● What you will do
Select every line below containing the word "extends".

● Stored items
■ ■ ■
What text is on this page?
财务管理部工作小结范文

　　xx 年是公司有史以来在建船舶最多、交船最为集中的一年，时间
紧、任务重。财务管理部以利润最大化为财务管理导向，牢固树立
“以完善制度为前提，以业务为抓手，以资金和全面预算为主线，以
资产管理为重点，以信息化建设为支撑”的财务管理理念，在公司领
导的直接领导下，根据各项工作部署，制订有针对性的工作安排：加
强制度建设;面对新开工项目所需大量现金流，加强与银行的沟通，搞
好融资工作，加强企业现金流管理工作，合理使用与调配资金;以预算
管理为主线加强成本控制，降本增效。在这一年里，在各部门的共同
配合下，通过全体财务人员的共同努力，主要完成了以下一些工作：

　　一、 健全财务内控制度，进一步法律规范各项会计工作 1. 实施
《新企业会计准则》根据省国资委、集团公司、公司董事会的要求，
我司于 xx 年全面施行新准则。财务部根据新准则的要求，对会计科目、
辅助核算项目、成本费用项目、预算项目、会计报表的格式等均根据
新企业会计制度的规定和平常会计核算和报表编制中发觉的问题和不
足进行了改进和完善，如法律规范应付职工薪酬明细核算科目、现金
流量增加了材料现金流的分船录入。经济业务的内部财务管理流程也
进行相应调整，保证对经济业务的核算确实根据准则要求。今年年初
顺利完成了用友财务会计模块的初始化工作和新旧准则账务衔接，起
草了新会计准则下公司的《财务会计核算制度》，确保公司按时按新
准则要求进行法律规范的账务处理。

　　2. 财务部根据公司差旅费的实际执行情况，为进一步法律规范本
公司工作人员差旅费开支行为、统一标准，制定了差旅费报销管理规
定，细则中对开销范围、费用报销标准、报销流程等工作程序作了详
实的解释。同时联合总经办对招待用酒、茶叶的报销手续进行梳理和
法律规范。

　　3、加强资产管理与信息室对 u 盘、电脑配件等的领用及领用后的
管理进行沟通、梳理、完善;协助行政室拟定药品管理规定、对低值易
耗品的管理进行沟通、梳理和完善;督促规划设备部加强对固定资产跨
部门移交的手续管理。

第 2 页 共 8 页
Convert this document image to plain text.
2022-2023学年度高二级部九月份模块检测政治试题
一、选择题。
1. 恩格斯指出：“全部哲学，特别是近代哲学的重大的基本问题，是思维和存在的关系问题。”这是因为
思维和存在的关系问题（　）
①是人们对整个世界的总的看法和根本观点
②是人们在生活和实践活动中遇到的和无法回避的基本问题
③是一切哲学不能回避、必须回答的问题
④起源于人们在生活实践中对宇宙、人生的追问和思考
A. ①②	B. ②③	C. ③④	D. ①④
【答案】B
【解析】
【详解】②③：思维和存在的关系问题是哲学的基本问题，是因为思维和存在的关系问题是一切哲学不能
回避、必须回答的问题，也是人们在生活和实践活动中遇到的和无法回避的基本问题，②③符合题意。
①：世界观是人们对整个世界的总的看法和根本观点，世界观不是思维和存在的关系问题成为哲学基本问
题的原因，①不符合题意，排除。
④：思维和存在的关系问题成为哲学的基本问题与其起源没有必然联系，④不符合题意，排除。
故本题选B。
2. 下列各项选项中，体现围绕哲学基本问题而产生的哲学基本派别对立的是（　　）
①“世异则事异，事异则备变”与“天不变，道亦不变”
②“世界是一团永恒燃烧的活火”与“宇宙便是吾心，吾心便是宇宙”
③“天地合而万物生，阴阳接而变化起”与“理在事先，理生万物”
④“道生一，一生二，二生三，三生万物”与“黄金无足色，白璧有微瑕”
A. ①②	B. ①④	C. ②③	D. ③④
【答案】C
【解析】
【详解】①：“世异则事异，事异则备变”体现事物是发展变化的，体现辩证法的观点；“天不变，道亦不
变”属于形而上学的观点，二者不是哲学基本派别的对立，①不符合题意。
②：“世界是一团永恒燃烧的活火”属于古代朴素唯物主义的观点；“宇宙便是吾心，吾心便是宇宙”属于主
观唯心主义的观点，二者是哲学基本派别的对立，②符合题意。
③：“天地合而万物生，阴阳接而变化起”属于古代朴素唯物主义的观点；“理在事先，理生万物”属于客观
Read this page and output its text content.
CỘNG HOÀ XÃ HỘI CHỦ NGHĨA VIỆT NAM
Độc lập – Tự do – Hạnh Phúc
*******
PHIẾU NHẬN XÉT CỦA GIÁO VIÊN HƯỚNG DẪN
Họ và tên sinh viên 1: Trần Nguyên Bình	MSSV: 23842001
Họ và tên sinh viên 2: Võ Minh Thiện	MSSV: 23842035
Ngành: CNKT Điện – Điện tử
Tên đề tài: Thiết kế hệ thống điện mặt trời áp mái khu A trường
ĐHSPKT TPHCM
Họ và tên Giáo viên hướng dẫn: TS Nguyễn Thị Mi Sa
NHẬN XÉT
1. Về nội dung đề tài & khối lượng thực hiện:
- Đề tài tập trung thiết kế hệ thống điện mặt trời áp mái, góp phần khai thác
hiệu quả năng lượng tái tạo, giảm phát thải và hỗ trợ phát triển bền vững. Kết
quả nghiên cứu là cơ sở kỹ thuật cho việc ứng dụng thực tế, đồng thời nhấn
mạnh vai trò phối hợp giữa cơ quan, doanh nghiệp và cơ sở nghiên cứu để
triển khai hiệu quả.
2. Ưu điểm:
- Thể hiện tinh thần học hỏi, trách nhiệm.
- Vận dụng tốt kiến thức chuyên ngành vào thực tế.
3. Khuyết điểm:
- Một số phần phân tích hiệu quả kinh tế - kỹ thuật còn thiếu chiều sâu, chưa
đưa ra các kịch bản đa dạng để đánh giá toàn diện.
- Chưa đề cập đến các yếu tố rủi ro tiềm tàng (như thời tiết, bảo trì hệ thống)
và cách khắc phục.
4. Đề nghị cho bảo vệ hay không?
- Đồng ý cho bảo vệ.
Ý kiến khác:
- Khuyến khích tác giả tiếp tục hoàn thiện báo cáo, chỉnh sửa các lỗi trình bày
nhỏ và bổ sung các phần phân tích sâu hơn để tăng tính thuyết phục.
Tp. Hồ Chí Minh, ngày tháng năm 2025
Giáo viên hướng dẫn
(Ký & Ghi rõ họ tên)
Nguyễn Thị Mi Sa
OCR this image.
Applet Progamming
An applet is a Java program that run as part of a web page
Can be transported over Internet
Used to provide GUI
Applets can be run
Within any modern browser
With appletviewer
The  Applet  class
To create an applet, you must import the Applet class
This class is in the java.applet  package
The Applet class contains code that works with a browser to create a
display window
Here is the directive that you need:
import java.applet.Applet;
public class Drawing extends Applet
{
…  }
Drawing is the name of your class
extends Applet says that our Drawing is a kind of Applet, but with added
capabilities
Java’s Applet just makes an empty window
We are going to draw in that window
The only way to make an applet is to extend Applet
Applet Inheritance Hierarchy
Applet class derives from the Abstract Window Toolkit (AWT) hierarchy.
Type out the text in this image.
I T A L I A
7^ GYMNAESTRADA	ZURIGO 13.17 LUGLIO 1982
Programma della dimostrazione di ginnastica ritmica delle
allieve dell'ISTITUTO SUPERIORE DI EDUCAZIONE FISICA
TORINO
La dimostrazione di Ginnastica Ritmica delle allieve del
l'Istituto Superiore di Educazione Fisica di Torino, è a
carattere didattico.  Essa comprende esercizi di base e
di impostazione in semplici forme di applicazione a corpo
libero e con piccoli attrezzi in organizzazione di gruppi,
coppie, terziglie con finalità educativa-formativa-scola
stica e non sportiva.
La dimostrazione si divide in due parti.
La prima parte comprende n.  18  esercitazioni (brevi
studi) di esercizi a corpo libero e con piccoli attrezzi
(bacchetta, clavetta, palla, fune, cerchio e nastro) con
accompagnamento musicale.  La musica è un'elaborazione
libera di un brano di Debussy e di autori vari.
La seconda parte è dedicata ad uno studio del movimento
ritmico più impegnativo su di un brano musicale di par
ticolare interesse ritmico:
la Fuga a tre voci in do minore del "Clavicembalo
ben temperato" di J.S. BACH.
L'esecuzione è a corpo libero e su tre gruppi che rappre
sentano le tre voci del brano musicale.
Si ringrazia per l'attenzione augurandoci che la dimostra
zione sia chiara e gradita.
■ ■ ■
● Result of the task
public class Drawing extends Applet
extends Applet says that our Drawing is a kind of Applet, but with added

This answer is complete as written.